Depending on the state, we calculate the directional derivative for each boundary primitive adjacent to the vertex. Our algorithm checks for each directional derivative, if its descent direction does not relocate the vertex away from \({\mathscr {B}}\), i.e., conforms to \({\mathscr {B}}\). Following the rule of steepest descent, we choose the directional derivative with the largest magnitude. Figure 3 shows how our algorithm relocates a vertex on the boundary maintaining the state of the vertex. In order to keep the state consistent after gradient descent, we limit the step size such that the vertex remains on its boundary primitive.
After relocation, we check if a vertex of state on triangle is now on edge or on vertex. Likewise, we check if a vertex of state on edge is now on vertex. This check is outlined by Algorithm 4 and uses the barycentric coordinates of the vertex regarding its current boundary triangle. If one or two barycentric coordinates are close to zero, the vertex is set to the corresponding edge or vertex, respectively.

+++

> Required task A: In the entries from the first line through the line with "scatter-point-dot xyxy=(537,383,540,386)", switch "theory-label" to "theory-caption" and give back only those lines, otherwise unchanged.
The text and the entries come from unrelated sources.

+++

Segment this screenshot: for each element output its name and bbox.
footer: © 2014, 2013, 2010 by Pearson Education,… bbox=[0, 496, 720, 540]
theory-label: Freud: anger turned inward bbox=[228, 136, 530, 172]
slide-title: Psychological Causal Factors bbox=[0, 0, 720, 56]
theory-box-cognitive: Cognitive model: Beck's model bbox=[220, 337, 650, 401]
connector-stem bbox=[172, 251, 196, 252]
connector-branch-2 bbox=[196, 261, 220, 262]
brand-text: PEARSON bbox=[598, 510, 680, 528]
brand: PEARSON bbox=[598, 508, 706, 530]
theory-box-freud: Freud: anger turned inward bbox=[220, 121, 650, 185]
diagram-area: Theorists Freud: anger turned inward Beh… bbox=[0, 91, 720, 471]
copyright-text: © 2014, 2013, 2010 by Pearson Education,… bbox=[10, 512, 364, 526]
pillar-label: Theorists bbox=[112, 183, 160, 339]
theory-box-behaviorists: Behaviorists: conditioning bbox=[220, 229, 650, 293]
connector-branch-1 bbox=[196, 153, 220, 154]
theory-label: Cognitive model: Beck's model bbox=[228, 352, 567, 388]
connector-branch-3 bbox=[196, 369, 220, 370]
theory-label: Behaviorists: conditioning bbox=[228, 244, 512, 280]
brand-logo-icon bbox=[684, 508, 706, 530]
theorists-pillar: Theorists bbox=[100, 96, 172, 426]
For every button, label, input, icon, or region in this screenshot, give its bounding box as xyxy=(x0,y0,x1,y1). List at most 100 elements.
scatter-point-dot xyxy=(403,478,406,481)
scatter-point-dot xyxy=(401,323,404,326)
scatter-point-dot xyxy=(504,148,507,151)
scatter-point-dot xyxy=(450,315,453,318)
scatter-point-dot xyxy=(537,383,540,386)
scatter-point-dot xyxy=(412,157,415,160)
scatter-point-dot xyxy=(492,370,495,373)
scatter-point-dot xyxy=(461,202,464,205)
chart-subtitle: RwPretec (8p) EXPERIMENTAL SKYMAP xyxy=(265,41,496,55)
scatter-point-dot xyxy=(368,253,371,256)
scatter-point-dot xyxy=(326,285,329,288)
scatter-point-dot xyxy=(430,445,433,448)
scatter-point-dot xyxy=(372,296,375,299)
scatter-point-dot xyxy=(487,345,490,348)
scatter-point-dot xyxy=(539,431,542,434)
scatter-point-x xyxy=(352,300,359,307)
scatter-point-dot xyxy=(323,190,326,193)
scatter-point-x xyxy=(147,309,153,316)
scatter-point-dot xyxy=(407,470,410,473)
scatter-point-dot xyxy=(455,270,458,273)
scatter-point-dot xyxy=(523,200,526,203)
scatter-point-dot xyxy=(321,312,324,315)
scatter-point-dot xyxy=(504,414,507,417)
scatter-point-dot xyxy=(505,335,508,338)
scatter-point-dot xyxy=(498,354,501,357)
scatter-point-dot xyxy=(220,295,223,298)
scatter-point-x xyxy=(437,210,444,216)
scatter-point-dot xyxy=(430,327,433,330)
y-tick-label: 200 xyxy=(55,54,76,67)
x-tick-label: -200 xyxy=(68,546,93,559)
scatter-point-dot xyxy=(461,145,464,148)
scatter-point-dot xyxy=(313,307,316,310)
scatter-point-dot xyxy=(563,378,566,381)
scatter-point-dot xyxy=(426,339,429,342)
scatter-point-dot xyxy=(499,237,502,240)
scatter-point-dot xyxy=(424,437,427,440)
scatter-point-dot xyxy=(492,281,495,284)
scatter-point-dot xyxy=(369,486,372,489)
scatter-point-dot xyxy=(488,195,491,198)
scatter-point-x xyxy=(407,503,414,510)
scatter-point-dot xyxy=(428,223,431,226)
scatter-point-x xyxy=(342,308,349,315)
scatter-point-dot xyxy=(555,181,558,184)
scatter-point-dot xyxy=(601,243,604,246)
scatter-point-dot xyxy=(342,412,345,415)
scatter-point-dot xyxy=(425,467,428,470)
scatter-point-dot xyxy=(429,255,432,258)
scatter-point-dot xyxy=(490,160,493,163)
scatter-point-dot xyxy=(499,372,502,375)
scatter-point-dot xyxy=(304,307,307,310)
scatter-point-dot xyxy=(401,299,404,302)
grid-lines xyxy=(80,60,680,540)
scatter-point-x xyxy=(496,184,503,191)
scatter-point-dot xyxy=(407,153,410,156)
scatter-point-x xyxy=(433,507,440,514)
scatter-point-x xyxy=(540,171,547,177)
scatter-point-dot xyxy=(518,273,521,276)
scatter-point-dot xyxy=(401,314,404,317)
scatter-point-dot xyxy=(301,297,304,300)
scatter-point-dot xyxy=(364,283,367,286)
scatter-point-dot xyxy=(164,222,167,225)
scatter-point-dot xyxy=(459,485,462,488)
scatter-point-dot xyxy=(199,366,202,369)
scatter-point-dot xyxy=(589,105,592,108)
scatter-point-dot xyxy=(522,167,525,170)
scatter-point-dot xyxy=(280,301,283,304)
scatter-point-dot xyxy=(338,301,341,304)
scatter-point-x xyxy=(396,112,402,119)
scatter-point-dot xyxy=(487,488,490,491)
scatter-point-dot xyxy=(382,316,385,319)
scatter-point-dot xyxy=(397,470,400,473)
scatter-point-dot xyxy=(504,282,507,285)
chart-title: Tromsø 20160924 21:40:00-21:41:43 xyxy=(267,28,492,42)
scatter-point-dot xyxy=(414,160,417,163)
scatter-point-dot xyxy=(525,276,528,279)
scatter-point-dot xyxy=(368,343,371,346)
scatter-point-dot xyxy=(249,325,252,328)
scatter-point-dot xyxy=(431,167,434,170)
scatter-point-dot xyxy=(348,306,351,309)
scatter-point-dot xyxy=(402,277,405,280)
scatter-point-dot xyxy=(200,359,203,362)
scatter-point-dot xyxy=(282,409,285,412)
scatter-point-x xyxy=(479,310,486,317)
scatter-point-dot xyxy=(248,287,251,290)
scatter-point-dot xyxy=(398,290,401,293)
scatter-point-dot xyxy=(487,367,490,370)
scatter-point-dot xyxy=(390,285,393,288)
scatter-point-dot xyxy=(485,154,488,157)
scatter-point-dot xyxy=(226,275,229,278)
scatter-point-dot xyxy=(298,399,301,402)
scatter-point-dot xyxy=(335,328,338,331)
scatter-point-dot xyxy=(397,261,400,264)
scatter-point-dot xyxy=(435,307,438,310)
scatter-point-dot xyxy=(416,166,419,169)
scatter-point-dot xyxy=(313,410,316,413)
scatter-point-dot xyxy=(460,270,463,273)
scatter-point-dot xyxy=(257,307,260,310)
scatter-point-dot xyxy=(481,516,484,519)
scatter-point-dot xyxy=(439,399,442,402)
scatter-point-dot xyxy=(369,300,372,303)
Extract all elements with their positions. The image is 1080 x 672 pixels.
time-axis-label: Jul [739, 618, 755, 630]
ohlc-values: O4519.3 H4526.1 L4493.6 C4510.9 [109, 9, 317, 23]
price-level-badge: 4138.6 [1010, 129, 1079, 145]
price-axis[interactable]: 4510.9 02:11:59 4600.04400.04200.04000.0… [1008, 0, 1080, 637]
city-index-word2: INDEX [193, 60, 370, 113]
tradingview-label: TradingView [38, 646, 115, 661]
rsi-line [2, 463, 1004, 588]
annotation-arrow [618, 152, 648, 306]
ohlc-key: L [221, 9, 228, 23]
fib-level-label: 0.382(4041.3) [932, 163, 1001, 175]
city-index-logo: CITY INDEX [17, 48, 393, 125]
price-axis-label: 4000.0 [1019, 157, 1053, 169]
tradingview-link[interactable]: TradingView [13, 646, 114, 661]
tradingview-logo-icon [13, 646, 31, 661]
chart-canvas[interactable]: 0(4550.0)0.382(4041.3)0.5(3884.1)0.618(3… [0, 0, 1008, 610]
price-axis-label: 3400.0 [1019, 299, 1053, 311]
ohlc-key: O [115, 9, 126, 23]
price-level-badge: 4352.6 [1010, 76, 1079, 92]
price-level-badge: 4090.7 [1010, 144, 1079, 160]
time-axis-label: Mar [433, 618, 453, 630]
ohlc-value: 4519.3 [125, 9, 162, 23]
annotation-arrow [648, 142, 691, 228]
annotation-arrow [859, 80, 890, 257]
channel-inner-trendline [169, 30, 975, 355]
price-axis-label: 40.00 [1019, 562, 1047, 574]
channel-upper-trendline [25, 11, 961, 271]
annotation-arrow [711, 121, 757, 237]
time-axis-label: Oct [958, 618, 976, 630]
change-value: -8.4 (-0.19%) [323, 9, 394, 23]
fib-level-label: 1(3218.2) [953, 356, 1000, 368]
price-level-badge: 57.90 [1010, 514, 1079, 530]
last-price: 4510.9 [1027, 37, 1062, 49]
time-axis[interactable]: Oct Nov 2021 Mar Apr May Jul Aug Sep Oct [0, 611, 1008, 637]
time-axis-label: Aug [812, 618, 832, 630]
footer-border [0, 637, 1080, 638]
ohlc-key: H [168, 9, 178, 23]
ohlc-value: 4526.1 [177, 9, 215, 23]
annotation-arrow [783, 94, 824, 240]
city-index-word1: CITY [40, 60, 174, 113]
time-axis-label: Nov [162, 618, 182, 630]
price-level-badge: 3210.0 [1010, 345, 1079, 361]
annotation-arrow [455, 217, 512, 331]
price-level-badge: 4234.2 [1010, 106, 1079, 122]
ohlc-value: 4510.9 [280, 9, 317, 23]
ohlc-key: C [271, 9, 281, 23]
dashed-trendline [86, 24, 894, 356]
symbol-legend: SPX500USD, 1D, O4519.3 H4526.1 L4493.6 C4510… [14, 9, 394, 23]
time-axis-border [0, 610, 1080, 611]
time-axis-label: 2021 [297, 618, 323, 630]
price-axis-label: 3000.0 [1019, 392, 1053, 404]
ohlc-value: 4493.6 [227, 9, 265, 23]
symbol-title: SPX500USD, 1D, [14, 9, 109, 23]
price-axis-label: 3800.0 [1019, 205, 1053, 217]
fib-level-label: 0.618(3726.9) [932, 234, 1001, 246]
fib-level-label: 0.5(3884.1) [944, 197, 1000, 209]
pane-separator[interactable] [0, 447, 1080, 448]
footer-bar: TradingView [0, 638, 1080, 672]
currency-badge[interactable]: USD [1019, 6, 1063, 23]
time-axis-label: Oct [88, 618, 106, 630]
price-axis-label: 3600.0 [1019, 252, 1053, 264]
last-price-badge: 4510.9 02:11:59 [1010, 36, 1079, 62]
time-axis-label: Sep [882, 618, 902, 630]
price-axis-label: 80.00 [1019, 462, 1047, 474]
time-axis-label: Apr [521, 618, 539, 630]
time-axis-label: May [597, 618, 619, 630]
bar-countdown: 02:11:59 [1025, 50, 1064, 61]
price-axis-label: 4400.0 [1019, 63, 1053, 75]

+++

> Required task B: Turn the paragraph of the vertex relocation text that begins "After relocation, we check" into a short list that keeps its main facts.

> Complete answer A:
Segment this screenshot: for each element output its name and bbox.
footer: © 2014, 2013, 2010 by Pearson Education,… bbox=[0, 496, 720, 540]
theory-caption: Freud: anger turned inward bbox=[228, 136, 530, 172]
slide-title: Psychological Causal Factors bbox=[0, 0, 720, 56]
theory-box-cognitive: Cognitive model: Beck's model bbox=[220, 337, 650, 401]
connector-stem bbox=[172, 251, 196, 252]
connector-branch-2 bbox=[196, 261, 220, 262]
brand-text: PEARSON bbox=[598, 510, 680, 528]
brand: PEARSON bbox=[598, 508, 706, 530]
theory-box-freud: Freud: anger turned inward bbox=[220, 121, 650, 185]
diagram-area: Theorists Freud: anger turned inward Beh… bbox=[0, 91, 720, 471]
copyright-text: © 2014, 2013, 2010 by Pearson Education,… bbox=[10, 512, 364, 526]
pillar-label: Theorists bbox=[112, 183, 160, 339]
theory-box-behaviorists: Behaviorists: conditioning bbox=[220, 229, 650, 293]
connector-branch-1 bbox=[196, 153, 220, 154]
theory-caption: Cognitive model: Beck's model bbox=[228, 352, 567, 388]
connector-branch-3 bbox=[196, 369, 220, 370]
theory-caption: Behaviorists: conditioning bbox=[228, 244, 512, 280]
brand-logo-icon bbox=[684, 508, 706, 530]
theorists-pillar: Theorists bbox=[100, 96, 172, 426]
For every button, label, input, icon, or region in this screenshot, give its bounding box as xyxy=(x0,y0,x1,y1). List at most 100 elements.
scatter-point-dot xyxy=(403,478,406,481)
scatter-point-dot xyxy=(401,323,404,326)
scatter-point-dot xyxy=(504,148,507,151)
scatter-point-dot xyxy=(450,315,453,318)
scatter-point-dot xyxy=(537,383,540,386)

> Complete answer B:
- After relocation, a vertex in the on-triangle state is checked to see whether it is now on an edge or on a vertex.
- A vertex in the on-edge state is checked to see whether it is now on a vertex.
- The check (Algorithm 4) uses the vertex's barycentric coordinates with respect to its current boundary triangle.
- If one barycentric coordinate is close to zero, the vertex is set to the corresponding edge. If two are close to zero, it is set to the corresponding vertex.